**Goal:** Give the number of lines containing the word "detached" and nothing more.

**Supplied data:**
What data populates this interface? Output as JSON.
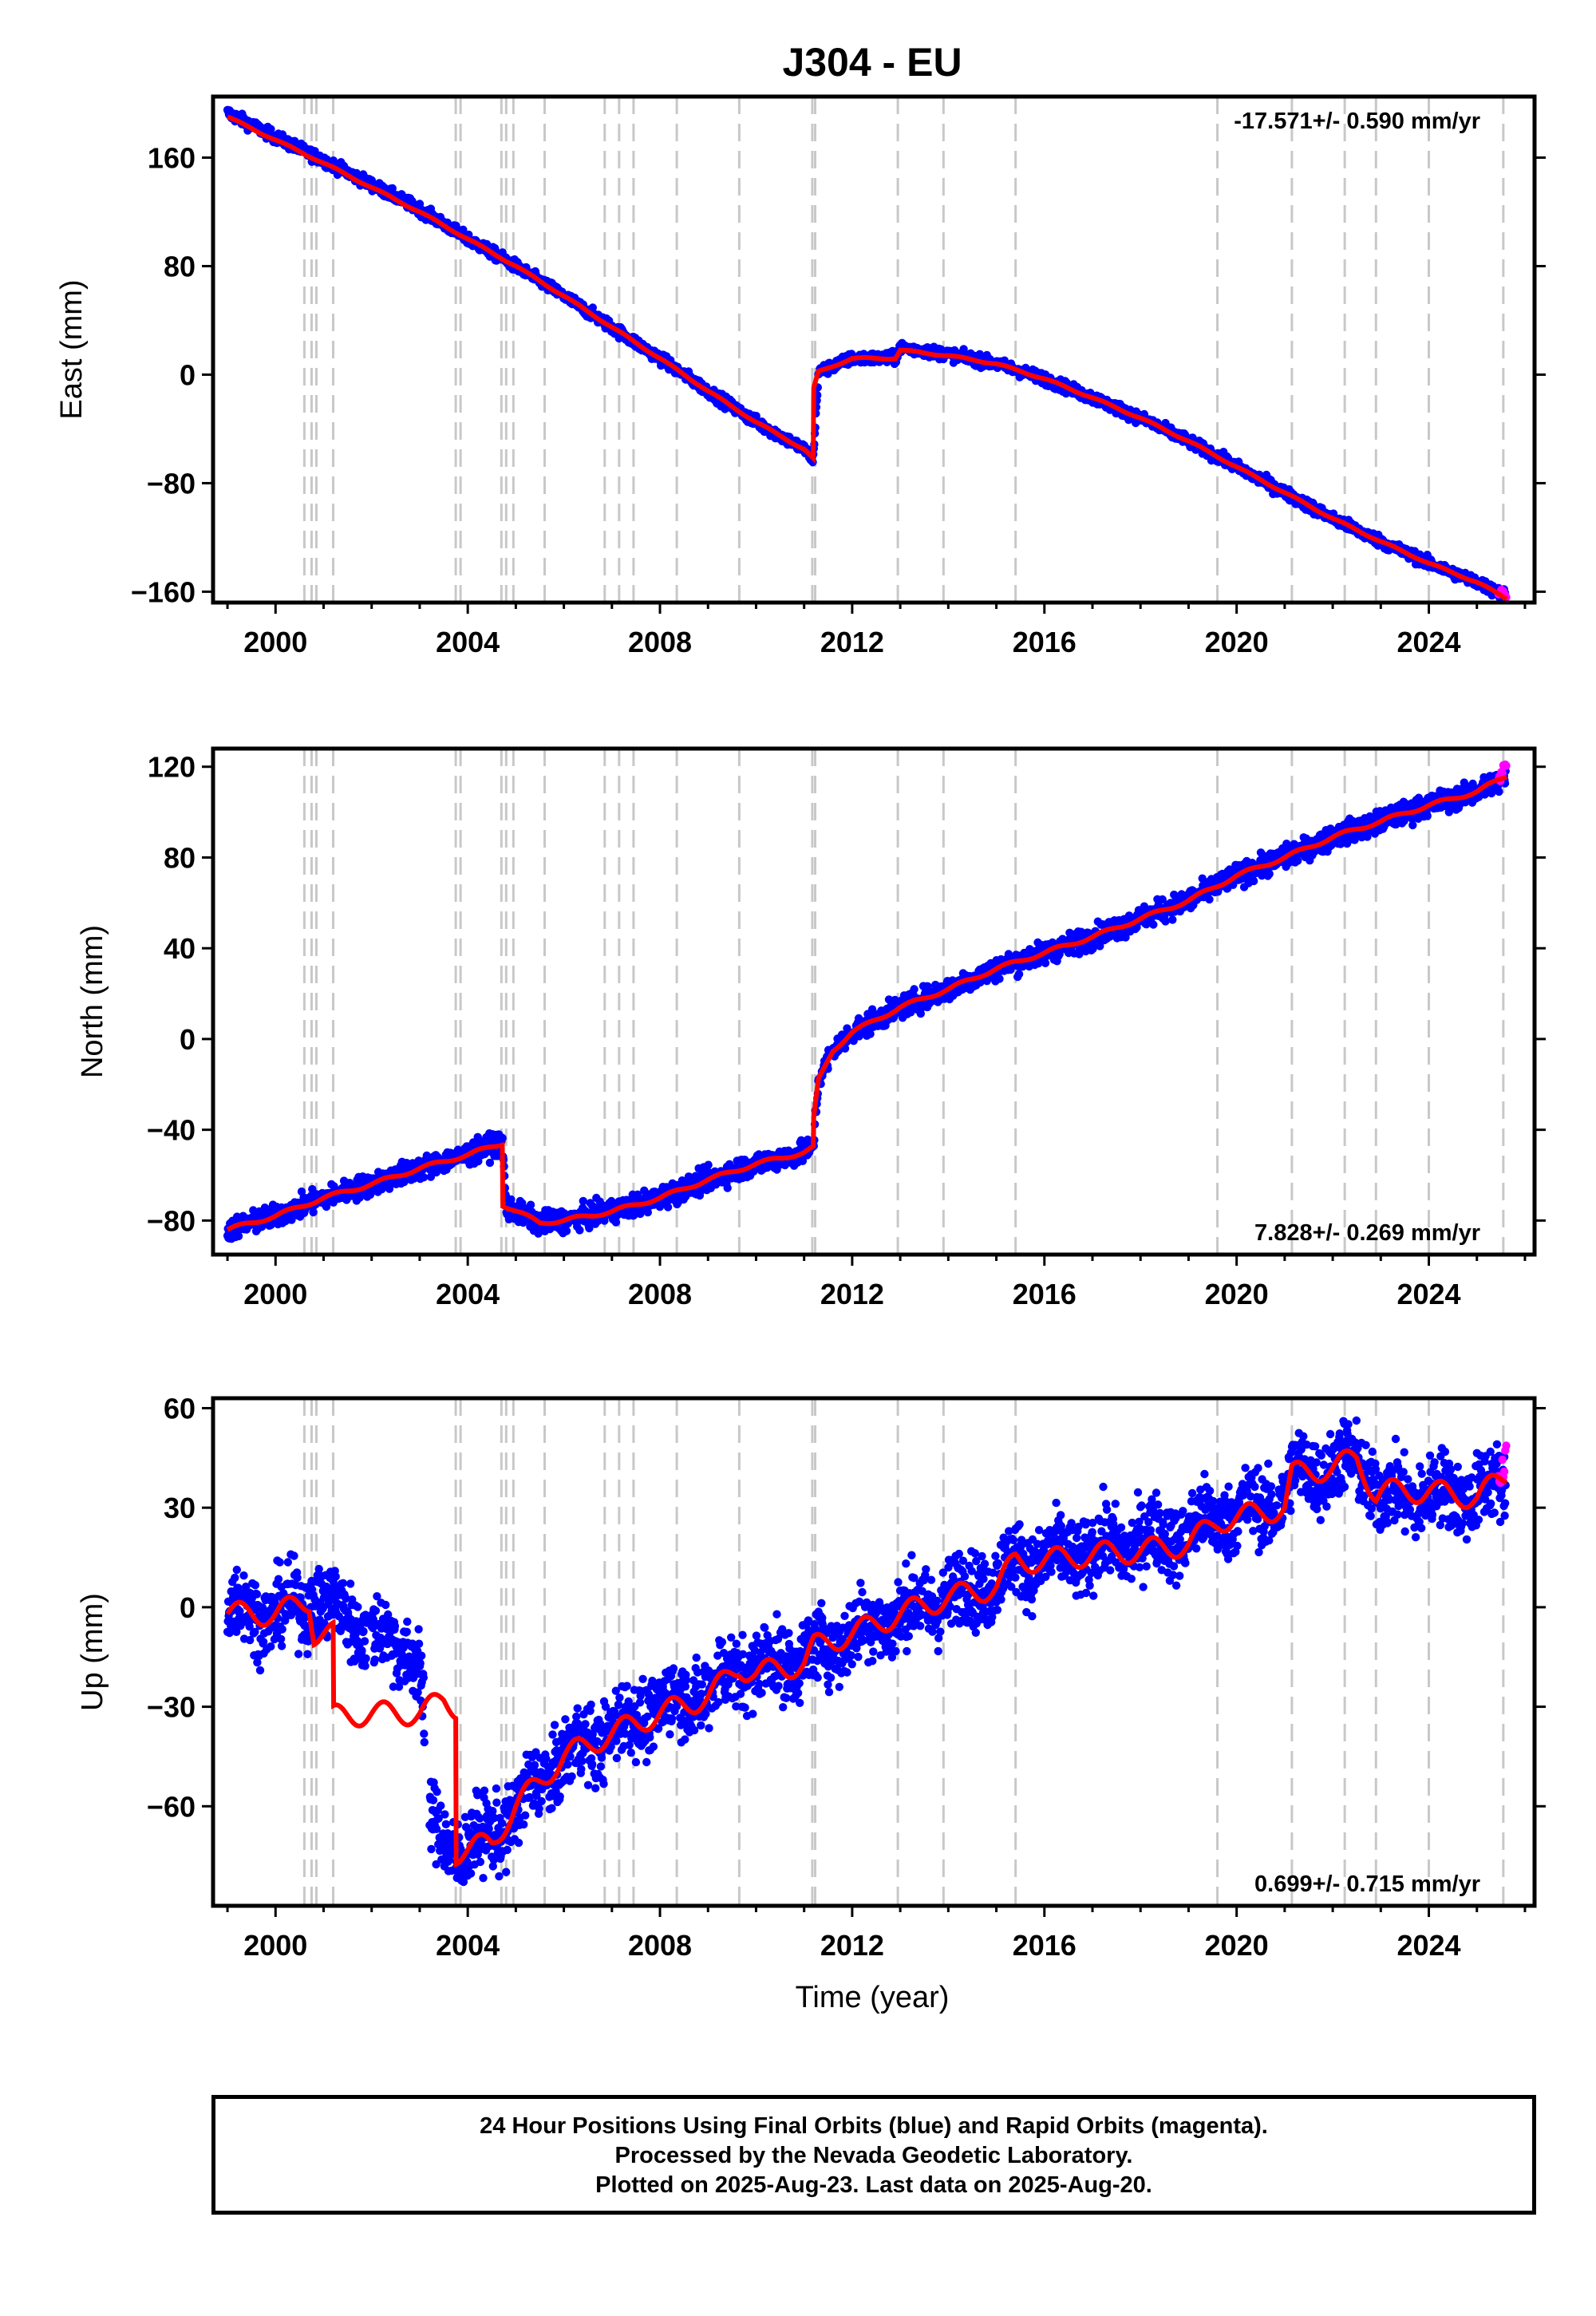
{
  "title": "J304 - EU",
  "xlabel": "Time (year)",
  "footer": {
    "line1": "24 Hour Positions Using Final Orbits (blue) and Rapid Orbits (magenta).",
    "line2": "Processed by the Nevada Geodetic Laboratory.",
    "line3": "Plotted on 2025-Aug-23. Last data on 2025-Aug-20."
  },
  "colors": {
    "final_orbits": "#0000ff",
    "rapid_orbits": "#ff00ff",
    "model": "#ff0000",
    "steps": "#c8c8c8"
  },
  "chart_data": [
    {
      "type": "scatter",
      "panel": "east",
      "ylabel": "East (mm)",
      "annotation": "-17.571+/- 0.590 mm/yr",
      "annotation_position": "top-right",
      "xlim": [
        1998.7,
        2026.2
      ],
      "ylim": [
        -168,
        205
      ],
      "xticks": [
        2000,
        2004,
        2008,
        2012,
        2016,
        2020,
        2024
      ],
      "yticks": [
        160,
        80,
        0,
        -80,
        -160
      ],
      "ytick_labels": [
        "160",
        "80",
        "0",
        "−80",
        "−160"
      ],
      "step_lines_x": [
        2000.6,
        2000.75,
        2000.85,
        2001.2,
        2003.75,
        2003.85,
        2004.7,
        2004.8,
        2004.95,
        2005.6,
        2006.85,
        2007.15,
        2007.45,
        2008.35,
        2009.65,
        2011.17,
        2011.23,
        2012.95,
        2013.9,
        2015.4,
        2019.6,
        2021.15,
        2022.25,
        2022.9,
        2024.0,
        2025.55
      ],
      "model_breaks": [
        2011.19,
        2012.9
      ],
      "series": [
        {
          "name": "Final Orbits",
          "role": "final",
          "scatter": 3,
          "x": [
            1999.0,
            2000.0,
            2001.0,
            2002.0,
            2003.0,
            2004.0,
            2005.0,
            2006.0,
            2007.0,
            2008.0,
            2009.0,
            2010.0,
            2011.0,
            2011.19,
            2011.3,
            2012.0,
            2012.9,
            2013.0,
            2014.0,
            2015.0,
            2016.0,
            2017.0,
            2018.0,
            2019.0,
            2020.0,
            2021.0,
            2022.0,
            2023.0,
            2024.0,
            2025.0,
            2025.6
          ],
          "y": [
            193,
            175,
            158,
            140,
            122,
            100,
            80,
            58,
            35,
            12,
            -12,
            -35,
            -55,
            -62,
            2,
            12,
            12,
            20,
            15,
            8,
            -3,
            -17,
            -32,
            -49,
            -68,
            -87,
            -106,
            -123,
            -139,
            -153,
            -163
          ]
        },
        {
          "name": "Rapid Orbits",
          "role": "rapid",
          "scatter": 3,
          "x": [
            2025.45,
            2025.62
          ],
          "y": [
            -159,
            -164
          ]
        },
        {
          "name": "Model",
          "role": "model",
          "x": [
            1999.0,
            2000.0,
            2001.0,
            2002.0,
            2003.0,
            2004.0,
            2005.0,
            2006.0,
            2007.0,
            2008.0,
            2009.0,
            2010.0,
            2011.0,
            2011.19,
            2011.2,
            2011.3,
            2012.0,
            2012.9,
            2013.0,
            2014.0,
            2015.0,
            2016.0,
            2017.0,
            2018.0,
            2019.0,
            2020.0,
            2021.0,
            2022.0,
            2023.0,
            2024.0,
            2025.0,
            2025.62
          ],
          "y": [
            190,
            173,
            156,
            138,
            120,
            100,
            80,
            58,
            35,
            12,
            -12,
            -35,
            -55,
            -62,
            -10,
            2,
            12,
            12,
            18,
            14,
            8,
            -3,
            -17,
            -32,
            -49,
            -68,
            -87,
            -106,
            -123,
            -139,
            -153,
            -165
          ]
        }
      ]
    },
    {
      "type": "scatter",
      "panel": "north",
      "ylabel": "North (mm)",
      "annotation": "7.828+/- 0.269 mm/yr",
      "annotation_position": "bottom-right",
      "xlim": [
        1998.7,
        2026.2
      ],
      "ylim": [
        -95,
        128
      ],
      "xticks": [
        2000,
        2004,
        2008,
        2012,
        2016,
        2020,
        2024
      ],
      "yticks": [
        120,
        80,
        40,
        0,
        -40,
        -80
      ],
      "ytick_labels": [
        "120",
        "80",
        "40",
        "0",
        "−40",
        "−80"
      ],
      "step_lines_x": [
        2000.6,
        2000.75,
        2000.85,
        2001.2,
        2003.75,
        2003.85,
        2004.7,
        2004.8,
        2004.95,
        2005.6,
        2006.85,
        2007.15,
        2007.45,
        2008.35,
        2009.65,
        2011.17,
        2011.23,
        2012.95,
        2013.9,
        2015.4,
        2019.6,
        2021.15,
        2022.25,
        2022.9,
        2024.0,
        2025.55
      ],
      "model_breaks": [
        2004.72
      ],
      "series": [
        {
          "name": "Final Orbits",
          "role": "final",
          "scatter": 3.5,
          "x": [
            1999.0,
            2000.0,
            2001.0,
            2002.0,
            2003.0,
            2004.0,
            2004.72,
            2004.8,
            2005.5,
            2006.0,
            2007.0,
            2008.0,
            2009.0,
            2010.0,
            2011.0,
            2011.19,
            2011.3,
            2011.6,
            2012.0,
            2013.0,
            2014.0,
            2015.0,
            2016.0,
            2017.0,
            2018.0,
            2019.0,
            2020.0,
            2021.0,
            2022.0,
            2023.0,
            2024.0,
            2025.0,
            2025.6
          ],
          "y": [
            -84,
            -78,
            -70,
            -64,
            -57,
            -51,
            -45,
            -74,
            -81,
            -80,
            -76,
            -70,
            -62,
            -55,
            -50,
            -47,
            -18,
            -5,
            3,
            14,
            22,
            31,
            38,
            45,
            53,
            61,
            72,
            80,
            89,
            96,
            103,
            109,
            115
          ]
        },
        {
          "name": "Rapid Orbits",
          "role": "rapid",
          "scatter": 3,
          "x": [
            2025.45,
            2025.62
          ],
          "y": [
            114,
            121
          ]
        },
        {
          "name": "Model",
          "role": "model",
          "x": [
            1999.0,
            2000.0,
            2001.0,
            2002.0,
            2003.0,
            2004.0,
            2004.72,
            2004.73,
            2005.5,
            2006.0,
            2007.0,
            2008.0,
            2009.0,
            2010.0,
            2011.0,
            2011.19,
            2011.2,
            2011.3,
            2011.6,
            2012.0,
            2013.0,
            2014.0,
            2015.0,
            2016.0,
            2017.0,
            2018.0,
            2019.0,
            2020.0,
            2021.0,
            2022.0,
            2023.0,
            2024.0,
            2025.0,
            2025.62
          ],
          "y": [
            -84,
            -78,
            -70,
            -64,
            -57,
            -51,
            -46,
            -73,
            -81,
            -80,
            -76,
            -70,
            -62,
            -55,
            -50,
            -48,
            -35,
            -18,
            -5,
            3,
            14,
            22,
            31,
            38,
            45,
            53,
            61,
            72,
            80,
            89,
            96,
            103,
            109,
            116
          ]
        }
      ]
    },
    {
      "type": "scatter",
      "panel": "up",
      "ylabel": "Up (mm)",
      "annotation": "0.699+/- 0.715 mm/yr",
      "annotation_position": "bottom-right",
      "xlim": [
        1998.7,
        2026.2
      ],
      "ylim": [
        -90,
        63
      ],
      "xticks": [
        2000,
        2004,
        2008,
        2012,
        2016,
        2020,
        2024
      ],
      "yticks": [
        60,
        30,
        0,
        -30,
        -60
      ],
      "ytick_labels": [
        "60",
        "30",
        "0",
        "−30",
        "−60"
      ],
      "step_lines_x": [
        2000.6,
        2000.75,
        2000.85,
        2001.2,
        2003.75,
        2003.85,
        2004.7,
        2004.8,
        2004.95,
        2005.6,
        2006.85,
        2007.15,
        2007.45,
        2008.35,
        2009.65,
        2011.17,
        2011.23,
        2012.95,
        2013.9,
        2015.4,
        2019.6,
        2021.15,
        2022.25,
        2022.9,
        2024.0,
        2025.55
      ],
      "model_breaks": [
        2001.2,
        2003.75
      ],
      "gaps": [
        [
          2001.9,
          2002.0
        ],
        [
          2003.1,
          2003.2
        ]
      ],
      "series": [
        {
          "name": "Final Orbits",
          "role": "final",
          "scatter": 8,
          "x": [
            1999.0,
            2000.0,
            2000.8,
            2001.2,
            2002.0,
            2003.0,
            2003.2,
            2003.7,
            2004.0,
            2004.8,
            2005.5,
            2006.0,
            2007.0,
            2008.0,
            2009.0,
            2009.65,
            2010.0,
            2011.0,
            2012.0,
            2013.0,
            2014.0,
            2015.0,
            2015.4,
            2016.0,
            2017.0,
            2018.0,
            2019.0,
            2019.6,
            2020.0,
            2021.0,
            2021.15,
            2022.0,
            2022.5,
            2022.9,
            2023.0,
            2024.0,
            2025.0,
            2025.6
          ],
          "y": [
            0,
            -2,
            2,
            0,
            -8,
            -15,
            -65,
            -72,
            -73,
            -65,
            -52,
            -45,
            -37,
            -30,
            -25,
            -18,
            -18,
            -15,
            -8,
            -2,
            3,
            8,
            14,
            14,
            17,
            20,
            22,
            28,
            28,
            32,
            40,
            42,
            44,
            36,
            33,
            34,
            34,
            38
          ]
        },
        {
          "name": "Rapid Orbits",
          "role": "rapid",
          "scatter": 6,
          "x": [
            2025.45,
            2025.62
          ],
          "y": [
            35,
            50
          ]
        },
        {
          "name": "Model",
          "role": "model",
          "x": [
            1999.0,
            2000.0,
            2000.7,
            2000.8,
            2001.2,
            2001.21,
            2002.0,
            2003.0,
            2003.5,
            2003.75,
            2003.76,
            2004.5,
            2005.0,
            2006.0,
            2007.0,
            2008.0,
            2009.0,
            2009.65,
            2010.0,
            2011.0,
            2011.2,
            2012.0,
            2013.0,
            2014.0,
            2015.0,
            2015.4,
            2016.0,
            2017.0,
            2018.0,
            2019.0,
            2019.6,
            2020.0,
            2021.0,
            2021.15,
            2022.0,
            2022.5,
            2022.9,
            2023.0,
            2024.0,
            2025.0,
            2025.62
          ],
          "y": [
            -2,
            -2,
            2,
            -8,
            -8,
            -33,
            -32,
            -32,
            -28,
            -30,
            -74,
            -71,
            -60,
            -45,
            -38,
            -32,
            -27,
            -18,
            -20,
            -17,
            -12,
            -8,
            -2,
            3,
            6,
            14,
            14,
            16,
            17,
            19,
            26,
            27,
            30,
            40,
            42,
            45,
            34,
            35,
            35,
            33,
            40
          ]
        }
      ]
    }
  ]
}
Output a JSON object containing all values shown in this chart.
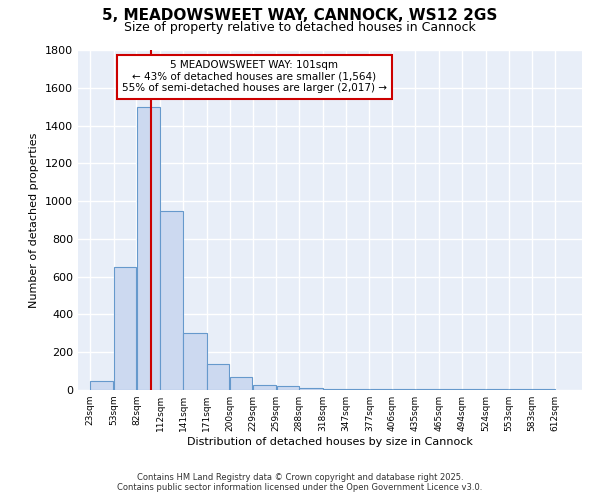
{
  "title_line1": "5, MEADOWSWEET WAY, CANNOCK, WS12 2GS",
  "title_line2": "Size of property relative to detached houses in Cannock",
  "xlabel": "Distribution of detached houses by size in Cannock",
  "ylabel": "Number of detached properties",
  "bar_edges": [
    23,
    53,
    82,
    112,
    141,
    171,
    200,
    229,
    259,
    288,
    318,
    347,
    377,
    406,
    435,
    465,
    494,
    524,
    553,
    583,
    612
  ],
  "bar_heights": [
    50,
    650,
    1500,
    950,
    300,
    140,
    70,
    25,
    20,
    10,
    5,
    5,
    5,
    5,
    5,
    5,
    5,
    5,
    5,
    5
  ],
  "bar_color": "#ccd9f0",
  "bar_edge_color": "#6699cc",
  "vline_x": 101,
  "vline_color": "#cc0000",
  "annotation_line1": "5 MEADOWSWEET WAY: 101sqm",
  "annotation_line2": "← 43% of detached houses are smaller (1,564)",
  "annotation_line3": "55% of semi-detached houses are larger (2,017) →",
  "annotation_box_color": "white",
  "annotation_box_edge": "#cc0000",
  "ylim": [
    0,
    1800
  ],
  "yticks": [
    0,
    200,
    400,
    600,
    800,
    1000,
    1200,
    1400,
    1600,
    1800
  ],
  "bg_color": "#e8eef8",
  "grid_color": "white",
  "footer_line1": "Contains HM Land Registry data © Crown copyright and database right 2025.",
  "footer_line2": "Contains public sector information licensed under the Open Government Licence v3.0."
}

**Exercise answer:** 5